> **Exercise goal**: Exactly as they appear, output all of the entries.

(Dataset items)
______
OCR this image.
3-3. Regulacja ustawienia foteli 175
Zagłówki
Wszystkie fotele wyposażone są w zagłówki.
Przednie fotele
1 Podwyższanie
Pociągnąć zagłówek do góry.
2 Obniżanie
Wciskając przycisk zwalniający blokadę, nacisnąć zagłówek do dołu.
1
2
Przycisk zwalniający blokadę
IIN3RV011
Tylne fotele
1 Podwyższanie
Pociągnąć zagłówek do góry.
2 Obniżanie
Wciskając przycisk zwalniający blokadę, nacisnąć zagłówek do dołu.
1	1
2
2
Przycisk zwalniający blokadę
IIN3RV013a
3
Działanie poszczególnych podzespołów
______
> **Reply**:
OCR this image.
3-3. Regulacja ustawienia foteli 175
Zagłówki
Wszystkie fotele wyposażone są w zagłówki.
Przednie fotele
1 Podwyższanie
Pociągnąć zagłówek do góry.
2 Obniżanie
Wciskając przycisk zwalniający blokadę, nacisnąć zagłówek do dołu.
1
2
Przycisk zwalniający blokadę
IIN3RV011
Tylne fotele
1 Podwyższanie
Pociągnąć zagłówek do góry.
2 Obniżanie
Wciskając przycisk zwalniający blokadę, nacisnąć zagłówek do dołu.
1	1
2
2
Przycisk zwalniający blokadę
IIN3RV013a
3
Działanie poszczególnych podzespołów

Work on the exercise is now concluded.